Task brief :: Select all lines holding the word "priced" from the entries that follow.

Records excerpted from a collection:

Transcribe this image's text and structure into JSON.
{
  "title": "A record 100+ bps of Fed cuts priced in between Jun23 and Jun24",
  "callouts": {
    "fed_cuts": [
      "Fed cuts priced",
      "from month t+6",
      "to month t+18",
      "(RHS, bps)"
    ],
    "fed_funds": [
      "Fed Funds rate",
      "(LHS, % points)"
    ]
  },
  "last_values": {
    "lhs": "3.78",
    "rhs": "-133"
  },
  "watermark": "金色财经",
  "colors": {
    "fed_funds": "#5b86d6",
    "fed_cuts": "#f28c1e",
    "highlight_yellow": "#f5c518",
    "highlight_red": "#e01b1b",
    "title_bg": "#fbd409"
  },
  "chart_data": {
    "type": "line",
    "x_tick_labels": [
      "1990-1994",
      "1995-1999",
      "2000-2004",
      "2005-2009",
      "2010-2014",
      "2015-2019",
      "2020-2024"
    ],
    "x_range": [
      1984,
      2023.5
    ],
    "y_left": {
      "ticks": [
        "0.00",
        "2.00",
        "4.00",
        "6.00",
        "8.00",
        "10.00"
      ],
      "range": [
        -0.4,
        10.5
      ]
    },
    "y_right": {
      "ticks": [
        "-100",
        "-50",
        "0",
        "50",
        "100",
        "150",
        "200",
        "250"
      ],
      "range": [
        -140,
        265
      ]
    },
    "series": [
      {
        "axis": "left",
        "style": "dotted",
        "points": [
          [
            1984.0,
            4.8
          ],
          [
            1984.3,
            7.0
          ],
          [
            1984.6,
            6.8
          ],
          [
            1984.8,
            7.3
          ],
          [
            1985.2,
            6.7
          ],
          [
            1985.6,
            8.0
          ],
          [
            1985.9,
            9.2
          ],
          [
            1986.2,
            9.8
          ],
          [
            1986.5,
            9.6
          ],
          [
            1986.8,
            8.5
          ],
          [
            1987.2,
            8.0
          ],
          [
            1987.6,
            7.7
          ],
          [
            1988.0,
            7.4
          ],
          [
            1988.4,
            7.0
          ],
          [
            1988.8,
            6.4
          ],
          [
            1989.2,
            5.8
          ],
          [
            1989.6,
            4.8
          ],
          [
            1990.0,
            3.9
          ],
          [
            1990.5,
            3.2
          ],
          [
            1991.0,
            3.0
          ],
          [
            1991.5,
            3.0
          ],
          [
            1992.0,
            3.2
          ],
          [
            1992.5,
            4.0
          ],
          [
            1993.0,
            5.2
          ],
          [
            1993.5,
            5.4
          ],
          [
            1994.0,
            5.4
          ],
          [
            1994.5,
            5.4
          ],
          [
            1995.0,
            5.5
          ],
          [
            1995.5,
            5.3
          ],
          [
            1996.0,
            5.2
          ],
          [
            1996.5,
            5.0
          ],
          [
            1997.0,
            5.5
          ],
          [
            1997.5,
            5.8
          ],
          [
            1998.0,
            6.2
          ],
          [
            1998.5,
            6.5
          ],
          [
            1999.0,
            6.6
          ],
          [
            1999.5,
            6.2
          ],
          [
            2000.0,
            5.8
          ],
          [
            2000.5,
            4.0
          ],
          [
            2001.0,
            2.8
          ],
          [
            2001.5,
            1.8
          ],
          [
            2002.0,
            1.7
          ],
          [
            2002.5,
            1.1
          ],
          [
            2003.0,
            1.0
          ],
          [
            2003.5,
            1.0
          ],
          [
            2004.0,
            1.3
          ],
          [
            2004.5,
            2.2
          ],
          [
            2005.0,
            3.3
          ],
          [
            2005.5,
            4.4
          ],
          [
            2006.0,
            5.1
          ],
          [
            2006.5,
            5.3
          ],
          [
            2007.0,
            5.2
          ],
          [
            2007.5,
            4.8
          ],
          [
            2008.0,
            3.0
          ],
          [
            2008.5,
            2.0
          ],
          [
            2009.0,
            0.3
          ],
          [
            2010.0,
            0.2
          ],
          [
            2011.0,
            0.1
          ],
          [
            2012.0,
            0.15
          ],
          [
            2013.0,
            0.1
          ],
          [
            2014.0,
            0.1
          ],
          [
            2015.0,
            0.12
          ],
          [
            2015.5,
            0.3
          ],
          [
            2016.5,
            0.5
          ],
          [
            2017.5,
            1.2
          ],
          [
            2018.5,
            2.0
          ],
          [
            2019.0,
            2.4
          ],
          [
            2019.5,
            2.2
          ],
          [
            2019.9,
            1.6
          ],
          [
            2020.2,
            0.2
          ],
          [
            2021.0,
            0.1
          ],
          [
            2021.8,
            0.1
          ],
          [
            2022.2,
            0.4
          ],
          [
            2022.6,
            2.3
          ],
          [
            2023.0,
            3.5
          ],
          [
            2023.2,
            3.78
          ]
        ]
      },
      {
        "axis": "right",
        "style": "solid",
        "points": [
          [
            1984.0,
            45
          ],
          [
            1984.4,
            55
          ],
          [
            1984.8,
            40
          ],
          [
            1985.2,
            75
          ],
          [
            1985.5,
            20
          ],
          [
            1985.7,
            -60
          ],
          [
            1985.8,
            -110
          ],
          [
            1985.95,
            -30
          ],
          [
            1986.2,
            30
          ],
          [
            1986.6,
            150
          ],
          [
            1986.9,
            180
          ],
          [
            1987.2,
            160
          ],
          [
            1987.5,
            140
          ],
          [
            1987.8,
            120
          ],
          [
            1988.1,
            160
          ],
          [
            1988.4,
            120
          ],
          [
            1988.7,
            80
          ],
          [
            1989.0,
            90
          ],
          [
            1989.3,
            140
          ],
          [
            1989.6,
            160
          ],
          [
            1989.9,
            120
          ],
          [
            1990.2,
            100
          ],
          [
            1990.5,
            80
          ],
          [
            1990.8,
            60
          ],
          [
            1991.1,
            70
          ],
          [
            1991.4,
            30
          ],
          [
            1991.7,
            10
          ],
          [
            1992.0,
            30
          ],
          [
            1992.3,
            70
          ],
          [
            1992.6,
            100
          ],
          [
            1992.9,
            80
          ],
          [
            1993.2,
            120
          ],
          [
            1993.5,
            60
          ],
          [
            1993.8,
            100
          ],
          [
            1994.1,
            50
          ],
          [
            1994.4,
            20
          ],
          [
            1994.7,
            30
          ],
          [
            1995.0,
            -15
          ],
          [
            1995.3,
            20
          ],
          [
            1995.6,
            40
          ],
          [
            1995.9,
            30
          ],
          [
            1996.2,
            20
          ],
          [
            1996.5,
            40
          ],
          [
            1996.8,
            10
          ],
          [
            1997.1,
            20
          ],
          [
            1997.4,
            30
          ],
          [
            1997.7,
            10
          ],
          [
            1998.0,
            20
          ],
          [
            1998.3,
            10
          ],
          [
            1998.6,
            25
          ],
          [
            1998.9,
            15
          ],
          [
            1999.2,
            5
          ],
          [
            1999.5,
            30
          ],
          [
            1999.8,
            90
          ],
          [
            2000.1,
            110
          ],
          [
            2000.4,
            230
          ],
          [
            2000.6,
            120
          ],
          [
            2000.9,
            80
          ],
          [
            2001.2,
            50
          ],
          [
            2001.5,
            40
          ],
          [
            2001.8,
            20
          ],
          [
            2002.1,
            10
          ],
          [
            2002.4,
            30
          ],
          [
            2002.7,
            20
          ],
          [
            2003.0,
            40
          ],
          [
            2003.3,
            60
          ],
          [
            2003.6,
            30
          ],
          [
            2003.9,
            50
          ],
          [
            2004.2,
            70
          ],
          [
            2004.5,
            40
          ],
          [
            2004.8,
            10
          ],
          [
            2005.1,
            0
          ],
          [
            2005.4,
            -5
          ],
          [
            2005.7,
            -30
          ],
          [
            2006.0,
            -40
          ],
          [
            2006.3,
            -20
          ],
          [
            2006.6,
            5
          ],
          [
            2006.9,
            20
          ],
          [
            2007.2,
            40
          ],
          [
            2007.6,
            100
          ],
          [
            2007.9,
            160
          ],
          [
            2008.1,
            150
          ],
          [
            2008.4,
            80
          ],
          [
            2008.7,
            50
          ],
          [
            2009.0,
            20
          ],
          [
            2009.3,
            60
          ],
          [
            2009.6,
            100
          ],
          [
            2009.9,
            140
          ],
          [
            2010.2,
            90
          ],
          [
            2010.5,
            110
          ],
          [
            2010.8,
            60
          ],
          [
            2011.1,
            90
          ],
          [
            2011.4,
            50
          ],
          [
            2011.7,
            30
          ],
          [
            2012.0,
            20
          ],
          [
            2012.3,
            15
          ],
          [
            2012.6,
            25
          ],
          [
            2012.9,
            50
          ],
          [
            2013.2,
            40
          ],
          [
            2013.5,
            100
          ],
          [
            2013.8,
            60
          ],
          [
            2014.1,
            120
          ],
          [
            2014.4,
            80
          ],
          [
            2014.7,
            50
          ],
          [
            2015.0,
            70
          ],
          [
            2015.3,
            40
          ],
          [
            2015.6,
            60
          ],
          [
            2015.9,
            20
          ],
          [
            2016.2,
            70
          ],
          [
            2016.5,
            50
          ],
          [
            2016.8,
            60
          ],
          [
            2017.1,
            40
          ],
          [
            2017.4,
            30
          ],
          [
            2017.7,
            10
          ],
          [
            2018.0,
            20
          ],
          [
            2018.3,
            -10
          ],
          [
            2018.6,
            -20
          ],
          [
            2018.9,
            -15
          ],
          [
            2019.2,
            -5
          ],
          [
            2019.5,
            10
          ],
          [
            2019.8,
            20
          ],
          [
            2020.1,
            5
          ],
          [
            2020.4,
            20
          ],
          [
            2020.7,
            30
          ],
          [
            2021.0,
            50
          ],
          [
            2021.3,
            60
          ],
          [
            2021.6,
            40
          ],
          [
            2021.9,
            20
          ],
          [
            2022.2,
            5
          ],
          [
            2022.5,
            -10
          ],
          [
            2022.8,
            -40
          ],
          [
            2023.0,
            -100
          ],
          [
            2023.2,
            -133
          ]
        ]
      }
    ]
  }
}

Reply ::
  "title": "A record 100+ bps of Fed cuts priced in between Jun23 and Jun24",
      "Fed cuts priced",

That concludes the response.